課題 ->
ルノワールとセザンヌを比較した文章のうち、「ルノワールとセザンヌ ― 柔らかさと構築性の対比」から「明るい色や軽やかな筆使い、輪郭の曖昧さを取り込んでいった。」に至るまでの全文を、一字も変えずに返してください。

出典抜粋 ->
——
ルノワールとセザンヌ ― 柔らかさと構築性の対比

ルノワール:柔らかく親しみやすい光

ピエール=オーギュスト・ルノワール

 

ルノワールは、1841年、フランスのリモージュで生まれた。
比較的下層の手工業者の家庭で育つことになる。

幼い頃から絵を描くことに興味があったルノワールは、若い頃にパリに引っ越し、
モネやシスレーら「印象派」を名乗る仲間と出会うことで、
明るい色や軽やかな筆使い、輪郭の曖昧さを取り込んでいった。

梓

ピエール=オーギュスト・ルノワール『ムーラン・ド・ラ・ギャレットの舞踏会』
(オルセー美術館、パリ)

あ、これは見たことがありますマボ!

なんだか明るくて楽しいけど、優美さもある感じねえ。

ルノワールは木漏れ日の下で踊る人々を、やわらかな筆致と明るい色彩で描いた。

輪郭線はあえて曖昧にし、
人物同士や背景の自然が溶け合うように描かれており、
絵全体から幸福感が漂っているよね。

絵を見るだけでなんだか楽しくなってくるのは、ルノワールの魅力だよね。。

梓

 

セザンヌ:形を積み上げる探求

ポール・セザンヌ

一方、セザンヌはルノワールよりも2年早い1839年生まれ。

南フランスのエクス=アン=プロヴァンス出身。

父親は銀行業を営む裕福な家庭で、経済的に安定していたものの、画家になることには家族の反対もあった。
——
元データ ->
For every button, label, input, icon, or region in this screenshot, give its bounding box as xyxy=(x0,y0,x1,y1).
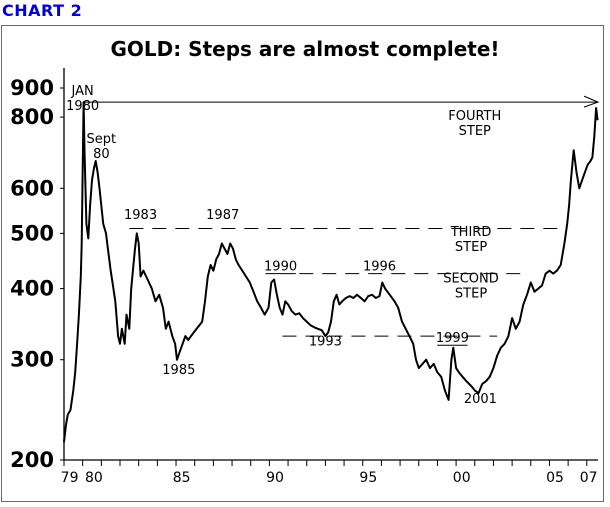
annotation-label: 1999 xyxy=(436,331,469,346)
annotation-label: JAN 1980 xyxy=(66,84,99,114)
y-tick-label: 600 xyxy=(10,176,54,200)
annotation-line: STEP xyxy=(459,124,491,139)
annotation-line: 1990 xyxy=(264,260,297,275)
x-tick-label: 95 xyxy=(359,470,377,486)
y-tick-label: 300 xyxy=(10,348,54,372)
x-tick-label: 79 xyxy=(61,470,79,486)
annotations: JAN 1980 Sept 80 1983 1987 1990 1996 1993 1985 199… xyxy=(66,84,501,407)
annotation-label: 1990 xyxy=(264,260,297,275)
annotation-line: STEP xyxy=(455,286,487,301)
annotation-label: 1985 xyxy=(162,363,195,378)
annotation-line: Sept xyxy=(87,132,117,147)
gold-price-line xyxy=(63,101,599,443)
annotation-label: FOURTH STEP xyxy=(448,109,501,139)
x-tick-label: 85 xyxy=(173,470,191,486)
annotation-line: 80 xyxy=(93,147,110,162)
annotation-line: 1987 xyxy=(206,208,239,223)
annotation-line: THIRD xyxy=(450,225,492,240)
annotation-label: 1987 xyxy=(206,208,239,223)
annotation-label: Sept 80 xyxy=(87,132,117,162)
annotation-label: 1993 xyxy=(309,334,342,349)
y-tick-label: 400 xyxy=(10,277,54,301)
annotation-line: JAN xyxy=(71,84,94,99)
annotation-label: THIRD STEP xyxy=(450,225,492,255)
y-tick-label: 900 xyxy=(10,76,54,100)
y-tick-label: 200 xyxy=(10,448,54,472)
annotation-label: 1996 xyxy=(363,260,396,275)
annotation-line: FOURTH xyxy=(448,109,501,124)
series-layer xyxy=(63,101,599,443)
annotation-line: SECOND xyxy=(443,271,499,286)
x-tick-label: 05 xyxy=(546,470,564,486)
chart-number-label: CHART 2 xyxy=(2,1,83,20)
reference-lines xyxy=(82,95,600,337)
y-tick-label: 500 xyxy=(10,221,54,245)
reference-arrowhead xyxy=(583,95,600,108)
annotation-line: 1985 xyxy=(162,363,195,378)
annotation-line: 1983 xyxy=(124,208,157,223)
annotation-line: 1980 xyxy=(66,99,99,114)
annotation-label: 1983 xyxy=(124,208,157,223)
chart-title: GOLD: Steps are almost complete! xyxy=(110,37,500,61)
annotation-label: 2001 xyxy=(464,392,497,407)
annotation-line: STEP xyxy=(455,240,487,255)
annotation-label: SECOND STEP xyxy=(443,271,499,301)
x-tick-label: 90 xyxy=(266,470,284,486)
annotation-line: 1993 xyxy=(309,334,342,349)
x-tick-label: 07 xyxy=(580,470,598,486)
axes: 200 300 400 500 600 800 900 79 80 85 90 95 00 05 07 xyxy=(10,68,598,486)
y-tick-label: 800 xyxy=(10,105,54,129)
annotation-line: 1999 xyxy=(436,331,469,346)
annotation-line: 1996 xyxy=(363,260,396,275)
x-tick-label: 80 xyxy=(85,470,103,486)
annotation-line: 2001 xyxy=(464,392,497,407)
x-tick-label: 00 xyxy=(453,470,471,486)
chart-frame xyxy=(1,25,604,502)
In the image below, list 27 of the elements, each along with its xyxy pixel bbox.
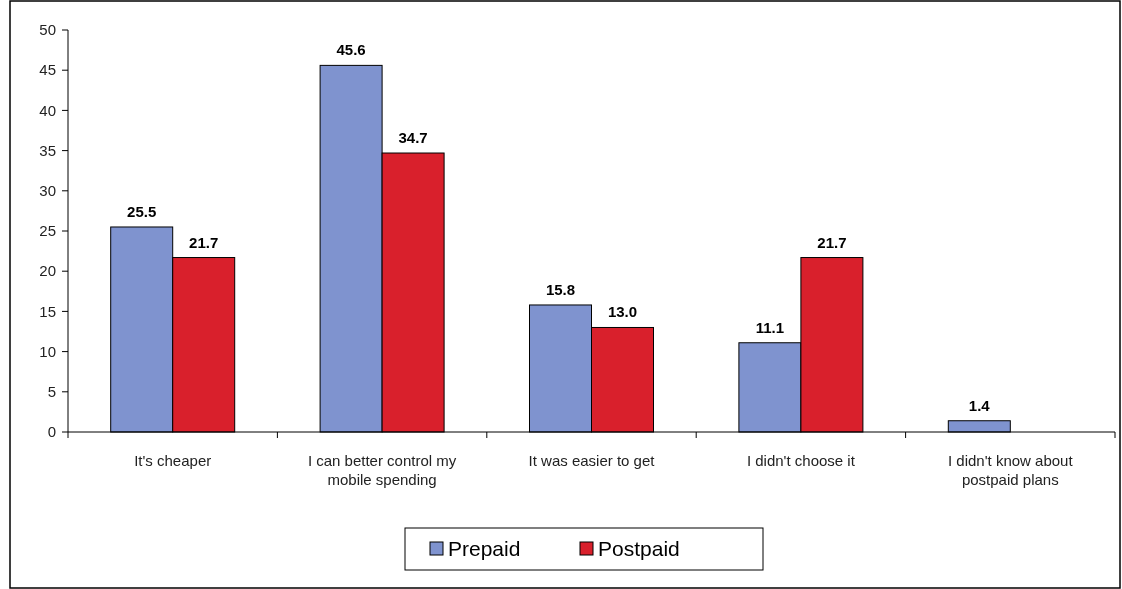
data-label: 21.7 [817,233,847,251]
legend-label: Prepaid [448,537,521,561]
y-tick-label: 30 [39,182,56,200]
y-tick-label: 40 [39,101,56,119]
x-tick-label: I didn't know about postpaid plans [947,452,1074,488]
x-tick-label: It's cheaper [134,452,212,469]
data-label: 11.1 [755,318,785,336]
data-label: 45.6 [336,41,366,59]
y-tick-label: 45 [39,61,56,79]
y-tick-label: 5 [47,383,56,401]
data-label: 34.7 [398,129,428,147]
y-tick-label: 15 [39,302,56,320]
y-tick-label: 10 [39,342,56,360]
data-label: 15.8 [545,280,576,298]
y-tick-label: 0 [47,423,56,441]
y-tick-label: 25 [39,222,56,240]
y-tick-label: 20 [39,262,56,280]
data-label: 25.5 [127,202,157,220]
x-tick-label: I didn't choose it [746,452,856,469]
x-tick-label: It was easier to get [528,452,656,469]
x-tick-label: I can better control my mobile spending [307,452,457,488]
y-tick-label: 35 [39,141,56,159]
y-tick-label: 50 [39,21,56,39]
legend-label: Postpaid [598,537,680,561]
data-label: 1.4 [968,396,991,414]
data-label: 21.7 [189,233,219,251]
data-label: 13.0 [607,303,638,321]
——
解答 ->
ルノワールとセザンヌ ― 柔らかさと構築性の対比

ルノワール:柔らかく親しみやすい光

ピエール=オーギュスト・ルノワール

 

ルノワールは、1841年、フランスのリモージュで生まれた。
比較的下層の手工業者の家庭で育つことになる。

幼い頃から絵を描くことに興味があったルノワールは、若い頃にパリに引っ越し、
モネやシスレーら「印象派」を名乗る仲間と出会うことで、
明るい色や軽やかな筆使い、輪郭の曖昧さを取り込んでいった。